#### RECORDS FOR THIS EXERCISE
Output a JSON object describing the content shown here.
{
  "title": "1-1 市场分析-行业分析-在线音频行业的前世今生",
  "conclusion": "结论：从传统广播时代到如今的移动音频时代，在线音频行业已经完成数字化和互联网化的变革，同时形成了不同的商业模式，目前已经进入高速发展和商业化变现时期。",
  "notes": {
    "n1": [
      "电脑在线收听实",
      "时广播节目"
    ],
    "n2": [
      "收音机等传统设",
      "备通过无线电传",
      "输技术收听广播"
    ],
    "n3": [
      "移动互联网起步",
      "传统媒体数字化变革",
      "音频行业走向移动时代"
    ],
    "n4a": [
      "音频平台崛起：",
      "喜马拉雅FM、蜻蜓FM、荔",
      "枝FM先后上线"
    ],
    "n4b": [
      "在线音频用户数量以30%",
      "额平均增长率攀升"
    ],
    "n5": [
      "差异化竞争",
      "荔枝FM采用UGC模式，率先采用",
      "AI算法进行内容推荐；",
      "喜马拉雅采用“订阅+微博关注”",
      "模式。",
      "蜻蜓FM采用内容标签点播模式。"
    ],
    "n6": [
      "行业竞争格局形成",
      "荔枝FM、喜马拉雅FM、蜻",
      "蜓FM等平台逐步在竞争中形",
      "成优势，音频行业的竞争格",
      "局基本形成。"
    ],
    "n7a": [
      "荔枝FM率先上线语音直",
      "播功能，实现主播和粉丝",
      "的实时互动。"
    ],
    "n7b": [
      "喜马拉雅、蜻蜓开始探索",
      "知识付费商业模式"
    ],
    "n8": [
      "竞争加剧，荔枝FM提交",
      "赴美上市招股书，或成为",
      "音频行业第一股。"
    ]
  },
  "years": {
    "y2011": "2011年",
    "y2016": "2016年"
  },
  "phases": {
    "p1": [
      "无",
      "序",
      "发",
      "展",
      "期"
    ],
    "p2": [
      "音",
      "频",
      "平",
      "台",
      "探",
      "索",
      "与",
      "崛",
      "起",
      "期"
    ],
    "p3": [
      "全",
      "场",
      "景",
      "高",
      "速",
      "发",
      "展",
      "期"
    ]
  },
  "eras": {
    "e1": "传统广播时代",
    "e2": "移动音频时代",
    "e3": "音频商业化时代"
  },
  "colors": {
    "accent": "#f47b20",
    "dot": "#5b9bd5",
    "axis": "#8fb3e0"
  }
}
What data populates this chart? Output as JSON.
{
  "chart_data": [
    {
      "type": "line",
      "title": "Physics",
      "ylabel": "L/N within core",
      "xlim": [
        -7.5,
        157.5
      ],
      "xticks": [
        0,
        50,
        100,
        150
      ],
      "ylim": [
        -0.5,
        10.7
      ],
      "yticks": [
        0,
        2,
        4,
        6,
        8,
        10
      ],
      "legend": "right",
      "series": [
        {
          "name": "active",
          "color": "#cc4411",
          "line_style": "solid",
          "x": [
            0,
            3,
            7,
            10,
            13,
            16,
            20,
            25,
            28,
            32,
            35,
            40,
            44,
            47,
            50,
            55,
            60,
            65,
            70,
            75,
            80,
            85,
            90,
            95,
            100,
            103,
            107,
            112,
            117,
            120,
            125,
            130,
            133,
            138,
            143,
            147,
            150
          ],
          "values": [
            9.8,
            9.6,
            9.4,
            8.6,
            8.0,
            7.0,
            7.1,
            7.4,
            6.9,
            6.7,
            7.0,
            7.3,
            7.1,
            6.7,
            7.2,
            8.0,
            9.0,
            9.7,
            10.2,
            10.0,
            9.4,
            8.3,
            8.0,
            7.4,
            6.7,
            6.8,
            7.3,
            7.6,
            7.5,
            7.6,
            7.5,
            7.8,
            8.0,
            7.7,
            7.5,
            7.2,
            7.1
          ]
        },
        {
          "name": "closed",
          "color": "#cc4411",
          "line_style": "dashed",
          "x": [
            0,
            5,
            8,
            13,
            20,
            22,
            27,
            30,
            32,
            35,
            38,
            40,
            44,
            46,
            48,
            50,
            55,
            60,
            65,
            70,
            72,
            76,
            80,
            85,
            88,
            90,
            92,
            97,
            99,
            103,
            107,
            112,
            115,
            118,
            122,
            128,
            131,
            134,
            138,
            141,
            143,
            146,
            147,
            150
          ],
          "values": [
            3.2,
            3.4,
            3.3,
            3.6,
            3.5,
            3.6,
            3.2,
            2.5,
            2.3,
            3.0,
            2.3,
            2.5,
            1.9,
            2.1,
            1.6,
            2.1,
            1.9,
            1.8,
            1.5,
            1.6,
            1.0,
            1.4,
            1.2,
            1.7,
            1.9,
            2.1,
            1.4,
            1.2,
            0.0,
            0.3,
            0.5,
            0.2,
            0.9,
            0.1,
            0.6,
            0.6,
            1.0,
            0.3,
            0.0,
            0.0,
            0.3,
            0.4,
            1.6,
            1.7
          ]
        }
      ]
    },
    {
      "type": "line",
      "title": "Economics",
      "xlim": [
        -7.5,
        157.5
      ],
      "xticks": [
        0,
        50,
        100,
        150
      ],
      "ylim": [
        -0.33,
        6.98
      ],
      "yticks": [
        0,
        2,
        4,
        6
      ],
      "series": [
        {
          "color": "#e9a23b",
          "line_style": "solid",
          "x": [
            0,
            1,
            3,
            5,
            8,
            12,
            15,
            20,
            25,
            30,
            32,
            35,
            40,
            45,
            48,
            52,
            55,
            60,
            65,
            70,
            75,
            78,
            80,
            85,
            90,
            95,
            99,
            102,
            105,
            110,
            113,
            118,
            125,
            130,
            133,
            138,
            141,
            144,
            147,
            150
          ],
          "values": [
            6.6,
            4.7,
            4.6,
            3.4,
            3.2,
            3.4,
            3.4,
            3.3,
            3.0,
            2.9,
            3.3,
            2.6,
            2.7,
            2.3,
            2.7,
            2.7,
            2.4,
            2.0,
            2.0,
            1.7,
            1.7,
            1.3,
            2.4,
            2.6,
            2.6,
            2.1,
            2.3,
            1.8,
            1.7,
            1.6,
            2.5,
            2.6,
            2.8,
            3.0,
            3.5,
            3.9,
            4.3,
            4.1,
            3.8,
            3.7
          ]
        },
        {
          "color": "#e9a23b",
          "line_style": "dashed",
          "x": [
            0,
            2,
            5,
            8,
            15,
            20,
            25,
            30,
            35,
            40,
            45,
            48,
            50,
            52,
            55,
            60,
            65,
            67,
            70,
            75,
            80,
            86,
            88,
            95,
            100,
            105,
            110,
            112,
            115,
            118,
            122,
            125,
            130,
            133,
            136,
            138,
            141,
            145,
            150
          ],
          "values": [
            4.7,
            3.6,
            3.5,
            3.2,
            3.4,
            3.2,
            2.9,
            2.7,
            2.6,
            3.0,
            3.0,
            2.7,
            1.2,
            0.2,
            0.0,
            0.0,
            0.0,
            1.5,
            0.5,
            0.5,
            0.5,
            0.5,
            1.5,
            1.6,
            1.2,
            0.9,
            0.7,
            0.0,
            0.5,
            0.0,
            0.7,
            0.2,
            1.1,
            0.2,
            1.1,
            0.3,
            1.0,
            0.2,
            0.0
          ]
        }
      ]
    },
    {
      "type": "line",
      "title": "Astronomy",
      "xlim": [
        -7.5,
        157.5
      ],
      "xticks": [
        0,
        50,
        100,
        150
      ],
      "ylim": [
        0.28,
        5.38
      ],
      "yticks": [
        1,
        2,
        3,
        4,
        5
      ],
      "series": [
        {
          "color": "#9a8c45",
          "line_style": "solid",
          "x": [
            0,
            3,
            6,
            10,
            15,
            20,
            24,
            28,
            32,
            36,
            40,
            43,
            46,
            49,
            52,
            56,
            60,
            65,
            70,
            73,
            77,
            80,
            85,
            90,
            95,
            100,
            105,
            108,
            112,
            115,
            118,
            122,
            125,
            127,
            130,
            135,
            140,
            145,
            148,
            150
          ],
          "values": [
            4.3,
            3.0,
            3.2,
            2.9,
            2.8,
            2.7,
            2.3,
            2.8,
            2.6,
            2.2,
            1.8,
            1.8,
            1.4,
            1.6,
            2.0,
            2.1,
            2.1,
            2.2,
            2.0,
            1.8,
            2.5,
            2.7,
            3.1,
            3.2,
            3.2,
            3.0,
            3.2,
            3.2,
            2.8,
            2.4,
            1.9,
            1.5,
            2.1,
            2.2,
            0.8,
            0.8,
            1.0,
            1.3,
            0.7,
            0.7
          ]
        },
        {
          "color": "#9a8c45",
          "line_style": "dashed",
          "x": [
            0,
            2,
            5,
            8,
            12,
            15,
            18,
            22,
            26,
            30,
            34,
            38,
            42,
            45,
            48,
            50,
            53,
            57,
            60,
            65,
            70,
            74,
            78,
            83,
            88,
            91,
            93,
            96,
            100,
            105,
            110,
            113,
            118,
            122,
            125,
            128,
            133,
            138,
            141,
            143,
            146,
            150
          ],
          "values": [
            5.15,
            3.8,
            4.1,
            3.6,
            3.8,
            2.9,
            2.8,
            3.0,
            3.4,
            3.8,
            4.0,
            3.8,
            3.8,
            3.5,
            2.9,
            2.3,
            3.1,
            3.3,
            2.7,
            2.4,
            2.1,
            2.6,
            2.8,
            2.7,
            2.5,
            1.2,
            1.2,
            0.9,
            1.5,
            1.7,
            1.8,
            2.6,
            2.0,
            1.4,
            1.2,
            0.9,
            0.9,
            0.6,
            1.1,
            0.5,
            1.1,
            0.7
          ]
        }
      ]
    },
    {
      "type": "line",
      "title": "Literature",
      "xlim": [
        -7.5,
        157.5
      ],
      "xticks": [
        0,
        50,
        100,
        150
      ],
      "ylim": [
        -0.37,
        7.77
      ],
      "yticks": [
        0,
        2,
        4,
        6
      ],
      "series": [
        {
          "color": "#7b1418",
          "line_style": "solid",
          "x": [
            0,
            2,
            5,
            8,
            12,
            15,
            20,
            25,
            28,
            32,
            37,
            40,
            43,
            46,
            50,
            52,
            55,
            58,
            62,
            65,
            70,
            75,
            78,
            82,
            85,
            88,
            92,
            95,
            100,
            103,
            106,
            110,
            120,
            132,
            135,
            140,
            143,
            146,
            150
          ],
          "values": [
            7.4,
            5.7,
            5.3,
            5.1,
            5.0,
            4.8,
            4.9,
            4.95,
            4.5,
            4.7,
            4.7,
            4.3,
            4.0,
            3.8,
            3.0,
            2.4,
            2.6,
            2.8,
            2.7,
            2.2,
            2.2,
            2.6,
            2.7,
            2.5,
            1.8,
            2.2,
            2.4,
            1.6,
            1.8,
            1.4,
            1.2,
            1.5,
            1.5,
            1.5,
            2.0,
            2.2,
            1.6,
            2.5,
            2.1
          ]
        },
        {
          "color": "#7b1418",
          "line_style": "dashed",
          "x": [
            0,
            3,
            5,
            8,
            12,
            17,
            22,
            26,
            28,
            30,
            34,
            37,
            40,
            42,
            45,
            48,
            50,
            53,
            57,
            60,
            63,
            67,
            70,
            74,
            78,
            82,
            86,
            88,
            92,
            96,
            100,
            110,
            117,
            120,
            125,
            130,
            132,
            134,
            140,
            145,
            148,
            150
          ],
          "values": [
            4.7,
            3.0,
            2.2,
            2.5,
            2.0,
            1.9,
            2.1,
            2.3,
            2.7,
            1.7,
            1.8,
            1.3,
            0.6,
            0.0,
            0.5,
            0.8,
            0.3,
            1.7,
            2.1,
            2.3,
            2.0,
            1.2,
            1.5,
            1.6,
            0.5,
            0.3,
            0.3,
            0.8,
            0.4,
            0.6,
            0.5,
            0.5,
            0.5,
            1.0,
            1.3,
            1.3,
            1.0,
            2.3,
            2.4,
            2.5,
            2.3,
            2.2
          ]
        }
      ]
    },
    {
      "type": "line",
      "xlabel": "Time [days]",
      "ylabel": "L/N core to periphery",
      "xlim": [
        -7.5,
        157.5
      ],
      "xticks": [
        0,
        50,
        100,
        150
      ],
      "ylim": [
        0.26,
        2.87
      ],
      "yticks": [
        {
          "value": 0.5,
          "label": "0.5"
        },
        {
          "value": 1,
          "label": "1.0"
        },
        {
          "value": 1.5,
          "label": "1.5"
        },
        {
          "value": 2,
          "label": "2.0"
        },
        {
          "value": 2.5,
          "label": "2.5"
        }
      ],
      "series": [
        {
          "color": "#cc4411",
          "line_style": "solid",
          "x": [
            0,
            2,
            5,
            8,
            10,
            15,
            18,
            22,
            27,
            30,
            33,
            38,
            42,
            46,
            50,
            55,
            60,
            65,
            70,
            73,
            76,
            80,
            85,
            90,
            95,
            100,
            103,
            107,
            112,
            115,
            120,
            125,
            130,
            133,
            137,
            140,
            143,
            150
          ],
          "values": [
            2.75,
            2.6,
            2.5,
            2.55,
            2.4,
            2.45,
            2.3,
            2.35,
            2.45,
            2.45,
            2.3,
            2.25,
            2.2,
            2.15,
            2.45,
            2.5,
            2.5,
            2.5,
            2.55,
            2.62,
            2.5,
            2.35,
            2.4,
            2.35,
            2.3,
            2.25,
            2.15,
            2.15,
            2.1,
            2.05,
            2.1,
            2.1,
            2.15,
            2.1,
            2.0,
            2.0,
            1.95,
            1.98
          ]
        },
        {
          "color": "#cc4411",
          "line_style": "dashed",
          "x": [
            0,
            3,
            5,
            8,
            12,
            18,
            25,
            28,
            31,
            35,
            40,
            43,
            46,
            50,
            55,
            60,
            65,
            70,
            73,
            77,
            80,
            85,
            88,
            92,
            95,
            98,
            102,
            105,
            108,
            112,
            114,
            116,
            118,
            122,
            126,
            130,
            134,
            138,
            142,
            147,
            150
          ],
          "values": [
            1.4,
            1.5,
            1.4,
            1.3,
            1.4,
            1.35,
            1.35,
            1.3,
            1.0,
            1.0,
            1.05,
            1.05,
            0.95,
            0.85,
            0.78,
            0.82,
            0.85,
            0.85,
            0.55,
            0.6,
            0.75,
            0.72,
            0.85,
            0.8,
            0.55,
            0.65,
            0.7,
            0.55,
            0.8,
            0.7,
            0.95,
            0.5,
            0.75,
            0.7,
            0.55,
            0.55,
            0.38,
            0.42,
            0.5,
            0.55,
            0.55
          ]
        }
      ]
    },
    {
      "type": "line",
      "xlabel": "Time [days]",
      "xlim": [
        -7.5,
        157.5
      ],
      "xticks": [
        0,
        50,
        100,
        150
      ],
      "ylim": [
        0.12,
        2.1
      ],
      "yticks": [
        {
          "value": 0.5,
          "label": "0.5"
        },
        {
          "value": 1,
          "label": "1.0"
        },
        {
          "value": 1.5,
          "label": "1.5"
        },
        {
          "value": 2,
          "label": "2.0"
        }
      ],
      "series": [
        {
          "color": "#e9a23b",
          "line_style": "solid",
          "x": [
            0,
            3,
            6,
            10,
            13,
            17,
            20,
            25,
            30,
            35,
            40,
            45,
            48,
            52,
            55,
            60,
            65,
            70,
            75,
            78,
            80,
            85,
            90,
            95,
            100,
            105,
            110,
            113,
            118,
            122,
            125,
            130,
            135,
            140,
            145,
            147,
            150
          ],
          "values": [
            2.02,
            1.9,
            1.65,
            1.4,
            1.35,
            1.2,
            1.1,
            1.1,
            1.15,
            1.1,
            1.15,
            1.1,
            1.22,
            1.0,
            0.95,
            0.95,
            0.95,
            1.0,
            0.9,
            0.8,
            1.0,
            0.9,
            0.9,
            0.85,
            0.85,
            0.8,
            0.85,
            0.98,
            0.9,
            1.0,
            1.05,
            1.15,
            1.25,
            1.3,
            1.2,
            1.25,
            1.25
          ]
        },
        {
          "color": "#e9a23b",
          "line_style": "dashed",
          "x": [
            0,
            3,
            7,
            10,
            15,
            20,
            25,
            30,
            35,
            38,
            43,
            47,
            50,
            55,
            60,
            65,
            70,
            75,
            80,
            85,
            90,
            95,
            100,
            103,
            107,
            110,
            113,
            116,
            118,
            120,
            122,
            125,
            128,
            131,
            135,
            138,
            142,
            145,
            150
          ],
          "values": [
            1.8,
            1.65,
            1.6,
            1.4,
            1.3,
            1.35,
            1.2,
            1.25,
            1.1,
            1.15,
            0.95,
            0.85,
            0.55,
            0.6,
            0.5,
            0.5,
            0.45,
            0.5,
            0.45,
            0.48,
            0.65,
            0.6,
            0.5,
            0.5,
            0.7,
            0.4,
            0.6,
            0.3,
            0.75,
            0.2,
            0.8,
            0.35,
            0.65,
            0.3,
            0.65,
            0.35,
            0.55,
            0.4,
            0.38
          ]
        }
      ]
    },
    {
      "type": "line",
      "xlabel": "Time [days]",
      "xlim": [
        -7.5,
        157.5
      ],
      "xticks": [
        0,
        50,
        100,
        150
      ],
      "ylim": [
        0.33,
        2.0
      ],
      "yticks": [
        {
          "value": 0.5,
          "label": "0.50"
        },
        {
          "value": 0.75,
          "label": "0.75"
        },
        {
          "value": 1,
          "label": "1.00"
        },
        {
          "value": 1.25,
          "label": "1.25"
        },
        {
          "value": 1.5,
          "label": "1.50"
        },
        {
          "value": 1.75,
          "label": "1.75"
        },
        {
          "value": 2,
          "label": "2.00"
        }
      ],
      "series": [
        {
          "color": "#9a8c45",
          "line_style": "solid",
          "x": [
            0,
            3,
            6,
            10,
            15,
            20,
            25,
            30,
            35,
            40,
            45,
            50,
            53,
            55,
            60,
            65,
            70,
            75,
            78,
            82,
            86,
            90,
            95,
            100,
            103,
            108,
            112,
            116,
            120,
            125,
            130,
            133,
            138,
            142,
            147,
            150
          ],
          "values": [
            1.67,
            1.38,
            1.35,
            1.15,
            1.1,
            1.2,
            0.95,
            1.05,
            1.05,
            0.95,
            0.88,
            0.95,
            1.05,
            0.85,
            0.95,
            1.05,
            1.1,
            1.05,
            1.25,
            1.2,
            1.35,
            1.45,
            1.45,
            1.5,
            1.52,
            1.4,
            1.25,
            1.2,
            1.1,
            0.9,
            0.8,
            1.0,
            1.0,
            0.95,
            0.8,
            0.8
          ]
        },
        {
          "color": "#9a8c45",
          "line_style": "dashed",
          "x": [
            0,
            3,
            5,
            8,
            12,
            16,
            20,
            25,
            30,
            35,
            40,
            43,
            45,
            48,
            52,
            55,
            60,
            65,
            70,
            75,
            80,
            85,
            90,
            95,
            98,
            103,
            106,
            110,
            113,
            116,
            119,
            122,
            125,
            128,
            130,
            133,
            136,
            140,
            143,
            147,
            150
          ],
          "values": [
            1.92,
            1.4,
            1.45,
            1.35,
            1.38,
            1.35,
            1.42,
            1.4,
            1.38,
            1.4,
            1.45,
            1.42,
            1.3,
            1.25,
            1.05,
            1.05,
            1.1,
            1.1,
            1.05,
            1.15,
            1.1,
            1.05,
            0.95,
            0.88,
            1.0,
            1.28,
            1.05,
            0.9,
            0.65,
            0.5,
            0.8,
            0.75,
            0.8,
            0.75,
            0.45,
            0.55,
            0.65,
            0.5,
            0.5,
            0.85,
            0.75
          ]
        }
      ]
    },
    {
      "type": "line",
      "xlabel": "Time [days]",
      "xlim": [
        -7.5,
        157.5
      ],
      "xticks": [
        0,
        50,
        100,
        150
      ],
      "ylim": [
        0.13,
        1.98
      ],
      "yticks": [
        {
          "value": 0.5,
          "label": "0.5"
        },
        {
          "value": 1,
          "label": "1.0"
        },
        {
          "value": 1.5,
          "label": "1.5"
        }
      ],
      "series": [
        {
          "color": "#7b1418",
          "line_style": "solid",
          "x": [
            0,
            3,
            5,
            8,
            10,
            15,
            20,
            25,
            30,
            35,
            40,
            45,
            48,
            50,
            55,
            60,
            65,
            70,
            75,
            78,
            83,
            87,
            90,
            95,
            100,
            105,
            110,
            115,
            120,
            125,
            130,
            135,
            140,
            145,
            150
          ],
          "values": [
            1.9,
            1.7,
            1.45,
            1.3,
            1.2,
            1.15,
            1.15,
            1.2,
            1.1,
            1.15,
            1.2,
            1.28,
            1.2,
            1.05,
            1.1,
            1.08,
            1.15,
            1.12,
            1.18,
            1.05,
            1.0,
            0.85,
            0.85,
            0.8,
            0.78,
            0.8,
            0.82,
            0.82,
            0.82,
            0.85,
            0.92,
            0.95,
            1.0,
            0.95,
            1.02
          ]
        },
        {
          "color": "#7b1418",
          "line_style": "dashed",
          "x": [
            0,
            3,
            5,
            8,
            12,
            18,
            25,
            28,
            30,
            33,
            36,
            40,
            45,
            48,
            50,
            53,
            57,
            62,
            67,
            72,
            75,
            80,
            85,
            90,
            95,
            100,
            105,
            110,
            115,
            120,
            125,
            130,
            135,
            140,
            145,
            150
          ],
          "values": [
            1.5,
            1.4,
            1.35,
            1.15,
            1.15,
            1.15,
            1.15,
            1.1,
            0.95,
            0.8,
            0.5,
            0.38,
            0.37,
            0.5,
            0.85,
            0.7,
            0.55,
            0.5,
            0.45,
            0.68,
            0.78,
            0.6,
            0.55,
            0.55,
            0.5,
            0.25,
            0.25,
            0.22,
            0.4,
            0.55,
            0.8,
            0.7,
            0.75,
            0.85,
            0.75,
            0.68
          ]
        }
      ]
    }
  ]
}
########
EXERCISE PROMPT: Gather each line holding the string "Output".

TASK ANSWER:
Output a JSON object describing the content shown here.
What data populates this chart? Output as JSON.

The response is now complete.